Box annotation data
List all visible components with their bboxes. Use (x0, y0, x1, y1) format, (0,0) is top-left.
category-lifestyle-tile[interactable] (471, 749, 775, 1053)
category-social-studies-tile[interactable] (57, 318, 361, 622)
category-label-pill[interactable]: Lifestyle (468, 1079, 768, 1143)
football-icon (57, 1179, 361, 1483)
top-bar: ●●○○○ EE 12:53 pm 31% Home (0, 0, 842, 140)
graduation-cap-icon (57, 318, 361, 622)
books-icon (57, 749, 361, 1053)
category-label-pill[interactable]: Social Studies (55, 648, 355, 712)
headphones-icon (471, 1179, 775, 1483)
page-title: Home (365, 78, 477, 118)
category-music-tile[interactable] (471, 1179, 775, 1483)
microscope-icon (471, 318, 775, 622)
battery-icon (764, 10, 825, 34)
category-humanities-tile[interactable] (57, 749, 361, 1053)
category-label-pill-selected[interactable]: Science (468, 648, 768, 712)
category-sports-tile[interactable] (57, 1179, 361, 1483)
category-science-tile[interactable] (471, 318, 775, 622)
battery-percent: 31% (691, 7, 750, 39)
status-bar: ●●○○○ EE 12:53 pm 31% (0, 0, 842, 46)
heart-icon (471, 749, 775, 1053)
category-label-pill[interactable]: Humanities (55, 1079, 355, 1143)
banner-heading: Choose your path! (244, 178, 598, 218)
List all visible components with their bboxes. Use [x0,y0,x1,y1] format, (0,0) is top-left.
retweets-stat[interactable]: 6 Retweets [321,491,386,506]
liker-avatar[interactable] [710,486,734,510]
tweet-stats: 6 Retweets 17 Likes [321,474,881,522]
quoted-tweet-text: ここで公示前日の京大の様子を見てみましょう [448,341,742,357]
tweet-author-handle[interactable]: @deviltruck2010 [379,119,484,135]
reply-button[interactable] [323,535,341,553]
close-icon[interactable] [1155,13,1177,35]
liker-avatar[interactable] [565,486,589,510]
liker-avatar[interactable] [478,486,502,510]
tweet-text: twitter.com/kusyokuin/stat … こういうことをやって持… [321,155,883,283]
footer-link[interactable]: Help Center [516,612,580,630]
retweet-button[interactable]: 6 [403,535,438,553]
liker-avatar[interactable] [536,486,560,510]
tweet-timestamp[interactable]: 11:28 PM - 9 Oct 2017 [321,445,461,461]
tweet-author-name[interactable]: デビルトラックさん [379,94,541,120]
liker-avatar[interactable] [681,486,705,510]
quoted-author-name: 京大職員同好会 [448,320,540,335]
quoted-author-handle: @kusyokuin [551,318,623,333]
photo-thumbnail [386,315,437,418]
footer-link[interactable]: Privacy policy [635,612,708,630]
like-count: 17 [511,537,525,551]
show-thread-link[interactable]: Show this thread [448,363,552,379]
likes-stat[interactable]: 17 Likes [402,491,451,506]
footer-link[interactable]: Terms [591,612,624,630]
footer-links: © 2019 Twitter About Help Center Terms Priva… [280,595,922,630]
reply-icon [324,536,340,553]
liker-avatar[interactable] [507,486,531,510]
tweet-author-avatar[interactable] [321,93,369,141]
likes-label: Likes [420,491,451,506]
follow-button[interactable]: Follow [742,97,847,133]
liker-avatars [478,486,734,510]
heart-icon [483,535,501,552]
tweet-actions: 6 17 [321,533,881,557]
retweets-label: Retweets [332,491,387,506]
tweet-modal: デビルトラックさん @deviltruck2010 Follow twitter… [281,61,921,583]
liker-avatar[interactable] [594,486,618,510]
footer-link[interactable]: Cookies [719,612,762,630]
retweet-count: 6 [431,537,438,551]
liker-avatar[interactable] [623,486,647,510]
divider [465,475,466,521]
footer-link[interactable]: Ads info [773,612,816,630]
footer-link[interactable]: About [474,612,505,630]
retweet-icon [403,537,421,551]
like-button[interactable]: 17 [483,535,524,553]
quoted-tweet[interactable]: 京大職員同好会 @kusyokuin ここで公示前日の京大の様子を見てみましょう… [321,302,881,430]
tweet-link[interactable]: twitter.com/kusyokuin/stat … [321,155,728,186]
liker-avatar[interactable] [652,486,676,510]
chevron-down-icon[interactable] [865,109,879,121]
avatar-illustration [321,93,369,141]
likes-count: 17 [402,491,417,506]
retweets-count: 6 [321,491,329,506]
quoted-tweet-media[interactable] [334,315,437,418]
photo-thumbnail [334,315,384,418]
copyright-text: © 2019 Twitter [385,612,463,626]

◆ **What to work on**: Can you arrange every line of the rows above as a JSON list of strings, one string per line, with blank lines left out?

◆ **Correct response**:
[
  "List all visible components with their bboxes. Use (x0, y0, x1, y1) format, (0,0) is top-left.",
  "category-lifestyle-tile[interactable] (471, 749, 775, 1053)",
  "category-social-studies-tile[interactable] (57, 318, 361, 622)",
  "category-label-pill[interactable]: Lifestyle (468, 1079, 768, 1143)",
  "football-icon (57, 1179, 361, 1483)",
  "top-bar: ●●○○○ EE 12:53 pm 31% Home (0, 0, 842, 140)",
  "graduation-cap-icon (57, 318, 361, 622)",
  "books-icon (57, 749, 361, 1053)",
  "category-label-pill[interactable]: Social Studies (55, 648, 355, 712)",
  "headphones-icon (471, 1179, 775, 1483)",
  "page-title: Home (365, 78, 477, 118)",
  "category-music-tile[interactable] (471, 1179, 775, 1483)",
  "microscope-icon (471, 318, 775, 622)",
  "battery-icon (764, 10, 825, 34)",
  "category-humanities-tile[interactable] (57, 749, 361, 1053)",
  "category-label-pill-selected[interactable]: Science (468, 648, 768, 712)",
  "category-sports-tile[interactable] (57, 1179, 361, 1483)",
  "category-science-tile[interactable] (471, 318, 775, 622)",
  "battery-percent: 31% (691, 7, 750, 39)",
  "status-bar: ●●○○○ EE 12:53 pm 31% (0, 0, 842, 46)",
  "heart-icon (471, 749, 775, 1053)",
  "category-label-pill[interactable]: Humanities (55, 1079, 355, 1143)",
  "banner-heading: Choose your path! (244, 178, 598, 218)",
  "List all visible components with their bboxes. Use [x0,y0,x1,y1] format, (0,0) is top-left.",
  "retweets-stat[interactable]: 6 Retweets [321,491,386,506]",
  "liker-avatar[interactable] [710,486,734,510]",
  "tweet-stats: 6 Retweets 17 Likes [321,474,881,522]",
  "quoted-tweet-text: ここで公示前日の京大の様子を見てみましょう [448,341,742,357]",
  "tweet-author-handle[interactable]: @deviltruck2010 [379,119,484,135]",
  "reply-button[interactable] [323,535,341,553]",
  "close-icon[interactable] [1155,13,1177,35]",
  "liker-avatar[interactable] [565,486,589,510]",
  "liker-avatar[interactable] [478,486,502,510]",
  "tweet-text: twitter.com/kusyokuin/stat … こういうことをやって持… [321,155,883,283]",
  "footer-link[interactable]: Help Center [516,612,580,630]",
  "retweet-button[interactable]: 6 [403,535,438,553]",
  "liker-avatar[interactable] [536,486,560,510]",
  "tweet-timestamp[interactable]: 11:28 PM - 9 Oct 2017 [321,445,461,461]",
  "tweet-author-name[interactable]: デビルトラックさん [379,94,541,120]",
  "liker-avatar[interactable] [681,486,705,510]",
  "quoted-author-name: 京大職員同好会 [448,320,540,335]",
  "quoted-author-handle: @kusyokuin [551,318,623,333]",
  "photo-thumbnail [386,315,437,418]",
  "footer-link[interactable]: Privacy policy [635,612,708,630]",
  "like-count: 17 [511,537,525,551]",
  "show-thread-link[interactable]: Show this thread [448,363,552,379]",
  "likes-stat[interactable]: 17 Likes [402,491,451,506]",
  "footer-link[interactable]: Terms [591,612,624,630]",
  "footer-links: © 2019 Twitter About Help Center Terms Priva… [280,595,922,630]",
  "reply-icon [324,536,340,553]",
  "liker-avatar[interactable] [507,486,531,510]",
  "tweet-author-avatar[interactable] [321,93,369,141]",
  "likes-label: Likes [420,491,451,506]",
  "follow-button[interactable]: Follow [742,97,847,133]",
  "liker-avatars [478,486,734,510]",
  "heart-icon [483,535,501,552]",
  "tweet-actions: 6 17 [321,533,881,557]",
  "retweets-label: Retweets [332,491,387,506]",
  "tweet-modal: デビルトラックさん @deviltruck2010 Follow twitter… [281,61,921,583]",
  "liker-avatar[interactable] [594,486,618,510]",
  "footer-link[interactable]: Cookies [719,612,762,630]",
  "retweet-count: 6 [431,537,438,551]",
  "liker-avatar[interactable] [623,486,647,510]",
  "divider [465,475,466,521]",
  "footer-link[interactable]: Ads info [773,612,816,630]",
  "footer-link[interactable]: About [474,612,505,630]",
  "retweet-icon [403,537,421,551]",
  "like-button[interactable]: 17 [483,535,524,553]",
  "quoted-tweet[interactable]: 京大職員同好会 @kusyokuin ここで公示前日の京大の様子を見てみましょう… [321,302,881,430]",
  "tweet-link[interactable]: twitter.com/kusyokuin/stat … [321,155,728,186]",
  "liker-avatar[interactable] [652,486,676,510]",
  "chevron-down-icon[interactable] [865,109,879,121]",
  "avatar-illustration [321,93,369,141]",
  "likes-count: 17 [402,491,417,506]",
  "retweets-count: 6 [321,491,329,506]",
  "quoted-tweet-media[interactable] [334,315,437,418]",
  "photo-thumbnail [334,315,384,418]",
  "copyright-text: © 2019 Twitter [385,612,463,626]"
]